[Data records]
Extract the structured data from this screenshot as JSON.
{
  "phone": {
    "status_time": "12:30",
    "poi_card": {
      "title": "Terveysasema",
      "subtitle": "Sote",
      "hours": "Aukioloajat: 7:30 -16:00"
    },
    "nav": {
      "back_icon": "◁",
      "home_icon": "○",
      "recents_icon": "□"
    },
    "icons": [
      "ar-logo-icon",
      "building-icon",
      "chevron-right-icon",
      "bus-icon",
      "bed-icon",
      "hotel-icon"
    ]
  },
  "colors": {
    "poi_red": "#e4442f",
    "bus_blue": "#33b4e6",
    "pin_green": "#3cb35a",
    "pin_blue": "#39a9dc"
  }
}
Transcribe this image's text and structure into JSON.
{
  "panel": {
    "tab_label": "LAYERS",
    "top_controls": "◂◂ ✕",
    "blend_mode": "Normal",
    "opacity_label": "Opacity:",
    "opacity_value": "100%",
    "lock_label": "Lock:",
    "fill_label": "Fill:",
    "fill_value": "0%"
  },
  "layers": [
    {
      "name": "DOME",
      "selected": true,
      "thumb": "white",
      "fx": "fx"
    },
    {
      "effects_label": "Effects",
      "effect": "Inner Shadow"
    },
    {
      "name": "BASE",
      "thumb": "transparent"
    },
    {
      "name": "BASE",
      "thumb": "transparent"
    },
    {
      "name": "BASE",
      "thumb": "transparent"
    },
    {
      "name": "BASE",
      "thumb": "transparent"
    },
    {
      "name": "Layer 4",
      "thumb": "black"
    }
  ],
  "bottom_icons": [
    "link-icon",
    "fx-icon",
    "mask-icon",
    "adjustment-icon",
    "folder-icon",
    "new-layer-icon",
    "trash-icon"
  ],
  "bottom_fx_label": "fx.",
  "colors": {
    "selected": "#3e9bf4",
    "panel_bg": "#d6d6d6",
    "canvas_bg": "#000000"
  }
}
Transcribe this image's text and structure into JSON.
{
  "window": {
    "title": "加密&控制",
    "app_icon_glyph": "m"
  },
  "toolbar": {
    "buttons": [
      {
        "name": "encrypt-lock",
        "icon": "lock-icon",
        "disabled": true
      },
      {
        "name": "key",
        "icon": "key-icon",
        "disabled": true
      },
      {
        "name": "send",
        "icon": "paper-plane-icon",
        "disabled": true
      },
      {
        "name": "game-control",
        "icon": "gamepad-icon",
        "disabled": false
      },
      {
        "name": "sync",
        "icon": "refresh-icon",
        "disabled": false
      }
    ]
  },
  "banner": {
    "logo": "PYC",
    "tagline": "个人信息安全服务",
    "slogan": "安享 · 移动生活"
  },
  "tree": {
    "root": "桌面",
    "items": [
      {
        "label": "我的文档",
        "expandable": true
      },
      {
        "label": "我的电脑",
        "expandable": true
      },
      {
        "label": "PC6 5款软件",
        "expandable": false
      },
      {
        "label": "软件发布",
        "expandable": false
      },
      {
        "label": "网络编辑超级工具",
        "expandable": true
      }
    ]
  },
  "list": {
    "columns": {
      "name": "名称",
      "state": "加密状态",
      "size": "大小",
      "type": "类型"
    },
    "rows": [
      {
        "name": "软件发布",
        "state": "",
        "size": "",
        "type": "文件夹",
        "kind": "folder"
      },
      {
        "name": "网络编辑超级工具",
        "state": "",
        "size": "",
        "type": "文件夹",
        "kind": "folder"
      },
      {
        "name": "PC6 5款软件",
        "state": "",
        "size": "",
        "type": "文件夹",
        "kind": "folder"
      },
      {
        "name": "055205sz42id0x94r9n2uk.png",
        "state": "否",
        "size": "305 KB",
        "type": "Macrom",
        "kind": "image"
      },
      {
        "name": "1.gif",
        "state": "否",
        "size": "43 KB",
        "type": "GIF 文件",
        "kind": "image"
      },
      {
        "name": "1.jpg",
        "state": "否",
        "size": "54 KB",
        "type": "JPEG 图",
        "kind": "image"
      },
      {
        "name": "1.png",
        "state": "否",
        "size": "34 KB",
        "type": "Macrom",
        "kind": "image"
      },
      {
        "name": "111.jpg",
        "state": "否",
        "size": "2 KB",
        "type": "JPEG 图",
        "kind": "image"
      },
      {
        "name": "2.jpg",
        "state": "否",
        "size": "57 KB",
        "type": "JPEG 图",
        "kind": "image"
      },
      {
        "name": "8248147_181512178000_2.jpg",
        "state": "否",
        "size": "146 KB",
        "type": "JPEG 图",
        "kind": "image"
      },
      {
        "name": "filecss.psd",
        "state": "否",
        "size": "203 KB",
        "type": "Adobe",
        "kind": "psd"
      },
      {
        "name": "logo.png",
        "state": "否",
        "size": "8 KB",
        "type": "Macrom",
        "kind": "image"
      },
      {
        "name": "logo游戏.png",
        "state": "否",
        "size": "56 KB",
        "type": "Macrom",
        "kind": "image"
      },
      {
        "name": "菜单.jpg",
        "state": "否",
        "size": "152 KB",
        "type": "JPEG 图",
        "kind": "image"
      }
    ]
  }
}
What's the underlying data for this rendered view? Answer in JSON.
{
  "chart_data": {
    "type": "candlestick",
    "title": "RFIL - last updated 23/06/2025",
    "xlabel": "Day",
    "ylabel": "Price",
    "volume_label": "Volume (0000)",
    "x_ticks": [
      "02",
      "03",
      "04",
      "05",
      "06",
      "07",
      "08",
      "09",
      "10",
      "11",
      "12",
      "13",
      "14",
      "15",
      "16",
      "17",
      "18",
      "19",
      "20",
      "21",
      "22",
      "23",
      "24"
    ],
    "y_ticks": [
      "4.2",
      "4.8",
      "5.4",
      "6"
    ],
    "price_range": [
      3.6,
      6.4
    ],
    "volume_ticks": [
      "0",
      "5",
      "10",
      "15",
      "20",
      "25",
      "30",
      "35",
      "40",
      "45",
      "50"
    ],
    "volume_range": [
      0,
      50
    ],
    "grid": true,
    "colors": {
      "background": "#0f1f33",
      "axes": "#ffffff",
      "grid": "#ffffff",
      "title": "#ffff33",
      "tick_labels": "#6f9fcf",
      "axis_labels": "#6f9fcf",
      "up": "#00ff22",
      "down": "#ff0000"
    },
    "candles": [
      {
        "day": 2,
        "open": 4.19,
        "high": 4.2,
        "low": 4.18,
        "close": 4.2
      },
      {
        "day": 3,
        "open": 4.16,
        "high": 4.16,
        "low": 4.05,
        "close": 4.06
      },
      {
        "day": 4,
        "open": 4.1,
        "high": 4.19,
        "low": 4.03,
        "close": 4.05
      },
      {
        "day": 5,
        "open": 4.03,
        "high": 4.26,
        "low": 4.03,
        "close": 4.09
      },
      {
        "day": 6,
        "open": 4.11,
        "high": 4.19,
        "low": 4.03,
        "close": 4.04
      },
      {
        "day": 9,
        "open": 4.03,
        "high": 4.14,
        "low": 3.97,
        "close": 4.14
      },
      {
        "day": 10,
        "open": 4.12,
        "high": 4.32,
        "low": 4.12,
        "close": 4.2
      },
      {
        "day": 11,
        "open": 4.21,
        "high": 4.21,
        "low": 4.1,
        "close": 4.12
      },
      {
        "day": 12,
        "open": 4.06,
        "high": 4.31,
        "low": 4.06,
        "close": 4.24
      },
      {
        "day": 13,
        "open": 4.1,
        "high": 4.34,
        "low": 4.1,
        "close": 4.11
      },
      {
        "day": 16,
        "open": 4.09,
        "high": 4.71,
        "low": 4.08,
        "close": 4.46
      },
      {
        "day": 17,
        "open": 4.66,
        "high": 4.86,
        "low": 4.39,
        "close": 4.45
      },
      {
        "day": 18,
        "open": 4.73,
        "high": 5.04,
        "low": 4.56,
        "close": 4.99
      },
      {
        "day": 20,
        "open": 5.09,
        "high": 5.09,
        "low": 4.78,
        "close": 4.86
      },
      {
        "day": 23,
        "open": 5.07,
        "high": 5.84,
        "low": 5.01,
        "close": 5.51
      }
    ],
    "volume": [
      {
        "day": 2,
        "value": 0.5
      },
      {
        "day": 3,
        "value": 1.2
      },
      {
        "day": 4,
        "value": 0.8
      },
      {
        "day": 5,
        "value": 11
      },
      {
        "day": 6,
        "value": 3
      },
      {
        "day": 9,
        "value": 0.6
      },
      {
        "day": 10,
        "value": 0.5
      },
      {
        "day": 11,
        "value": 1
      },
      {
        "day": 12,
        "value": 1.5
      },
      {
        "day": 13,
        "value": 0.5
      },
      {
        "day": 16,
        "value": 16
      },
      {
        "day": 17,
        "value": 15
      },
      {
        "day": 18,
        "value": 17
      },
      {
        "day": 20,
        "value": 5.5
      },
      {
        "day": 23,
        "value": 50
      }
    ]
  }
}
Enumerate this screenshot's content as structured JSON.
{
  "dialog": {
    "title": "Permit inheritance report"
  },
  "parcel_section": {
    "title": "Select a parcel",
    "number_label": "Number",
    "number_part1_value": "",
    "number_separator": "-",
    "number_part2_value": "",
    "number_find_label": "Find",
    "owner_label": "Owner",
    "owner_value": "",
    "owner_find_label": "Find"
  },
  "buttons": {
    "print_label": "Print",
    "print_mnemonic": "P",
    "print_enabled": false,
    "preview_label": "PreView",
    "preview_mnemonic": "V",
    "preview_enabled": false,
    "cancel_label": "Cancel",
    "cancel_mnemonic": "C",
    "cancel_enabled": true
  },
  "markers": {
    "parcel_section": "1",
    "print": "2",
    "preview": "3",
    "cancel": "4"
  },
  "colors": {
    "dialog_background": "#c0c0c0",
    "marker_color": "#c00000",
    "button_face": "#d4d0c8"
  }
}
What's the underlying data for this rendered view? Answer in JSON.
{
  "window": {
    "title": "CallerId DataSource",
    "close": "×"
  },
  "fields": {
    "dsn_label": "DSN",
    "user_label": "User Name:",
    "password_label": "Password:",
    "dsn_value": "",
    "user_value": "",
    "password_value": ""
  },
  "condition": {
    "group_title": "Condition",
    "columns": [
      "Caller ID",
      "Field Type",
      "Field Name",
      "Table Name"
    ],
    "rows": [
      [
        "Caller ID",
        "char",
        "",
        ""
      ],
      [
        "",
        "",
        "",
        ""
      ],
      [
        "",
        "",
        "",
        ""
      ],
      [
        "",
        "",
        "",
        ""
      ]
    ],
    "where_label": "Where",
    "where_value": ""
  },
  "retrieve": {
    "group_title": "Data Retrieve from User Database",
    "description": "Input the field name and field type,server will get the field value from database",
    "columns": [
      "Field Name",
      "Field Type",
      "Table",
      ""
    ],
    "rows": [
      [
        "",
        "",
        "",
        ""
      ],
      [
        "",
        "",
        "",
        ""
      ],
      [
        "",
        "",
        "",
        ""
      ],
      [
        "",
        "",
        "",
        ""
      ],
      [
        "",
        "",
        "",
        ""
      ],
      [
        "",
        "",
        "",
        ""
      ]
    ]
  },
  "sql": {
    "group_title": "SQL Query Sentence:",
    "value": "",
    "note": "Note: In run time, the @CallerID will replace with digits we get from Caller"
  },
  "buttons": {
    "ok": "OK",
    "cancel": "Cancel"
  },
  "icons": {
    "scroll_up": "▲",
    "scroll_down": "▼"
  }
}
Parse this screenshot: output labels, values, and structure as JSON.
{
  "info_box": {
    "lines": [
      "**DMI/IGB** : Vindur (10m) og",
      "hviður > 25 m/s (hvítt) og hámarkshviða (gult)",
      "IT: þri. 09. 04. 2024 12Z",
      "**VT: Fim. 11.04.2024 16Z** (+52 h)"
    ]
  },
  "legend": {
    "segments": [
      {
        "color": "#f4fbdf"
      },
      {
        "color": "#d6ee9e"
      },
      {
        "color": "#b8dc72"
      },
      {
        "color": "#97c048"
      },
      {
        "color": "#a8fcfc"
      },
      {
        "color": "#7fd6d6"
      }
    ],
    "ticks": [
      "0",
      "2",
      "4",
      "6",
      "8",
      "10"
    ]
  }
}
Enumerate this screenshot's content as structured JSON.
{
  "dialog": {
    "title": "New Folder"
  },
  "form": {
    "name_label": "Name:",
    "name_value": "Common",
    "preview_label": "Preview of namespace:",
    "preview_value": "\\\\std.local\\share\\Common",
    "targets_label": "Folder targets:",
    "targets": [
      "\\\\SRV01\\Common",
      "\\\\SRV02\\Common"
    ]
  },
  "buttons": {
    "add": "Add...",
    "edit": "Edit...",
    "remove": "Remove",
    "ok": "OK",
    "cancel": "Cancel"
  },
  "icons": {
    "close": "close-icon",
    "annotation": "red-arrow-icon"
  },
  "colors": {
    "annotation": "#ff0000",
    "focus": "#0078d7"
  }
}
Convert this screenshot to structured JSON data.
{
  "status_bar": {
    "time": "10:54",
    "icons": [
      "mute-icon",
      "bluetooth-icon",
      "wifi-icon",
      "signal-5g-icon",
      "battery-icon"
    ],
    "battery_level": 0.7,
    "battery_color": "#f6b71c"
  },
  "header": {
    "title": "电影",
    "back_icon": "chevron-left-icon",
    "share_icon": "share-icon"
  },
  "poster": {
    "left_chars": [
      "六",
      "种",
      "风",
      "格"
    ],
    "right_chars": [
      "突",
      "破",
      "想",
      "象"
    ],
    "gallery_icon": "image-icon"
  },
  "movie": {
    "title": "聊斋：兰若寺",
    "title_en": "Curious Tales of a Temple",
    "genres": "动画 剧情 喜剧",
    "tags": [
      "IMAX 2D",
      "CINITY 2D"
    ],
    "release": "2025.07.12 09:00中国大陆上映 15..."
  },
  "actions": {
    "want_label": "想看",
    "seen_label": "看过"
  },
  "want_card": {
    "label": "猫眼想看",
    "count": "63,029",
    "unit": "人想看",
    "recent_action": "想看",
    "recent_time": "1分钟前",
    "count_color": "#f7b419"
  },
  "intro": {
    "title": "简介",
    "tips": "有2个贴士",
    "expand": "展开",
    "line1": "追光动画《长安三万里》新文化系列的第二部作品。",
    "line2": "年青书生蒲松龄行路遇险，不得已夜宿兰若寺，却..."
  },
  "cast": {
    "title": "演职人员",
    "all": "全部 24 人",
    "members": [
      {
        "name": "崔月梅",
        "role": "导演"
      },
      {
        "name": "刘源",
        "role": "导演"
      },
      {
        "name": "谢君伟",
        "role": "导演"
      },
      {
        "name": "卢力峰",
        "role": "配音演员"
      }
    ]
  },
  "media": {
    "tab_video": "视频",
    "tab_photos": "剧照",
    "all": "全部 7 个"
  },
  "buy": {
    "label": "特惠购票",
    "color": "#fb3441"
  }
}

## REQUEST
Read the data above. Pull out each line in which the string "screenshot" appears.

## ANSWER FOR THIS EXERCISE
Extract the structured data from this screenshot as JSON.
Enumerate this screenshot's content as structured JSON.
Parse this screenshot: output labels, values, and structure as JSON.
Enumerate this screenshot's content as structured JSON.
Convert this screenshot to structured JSON data.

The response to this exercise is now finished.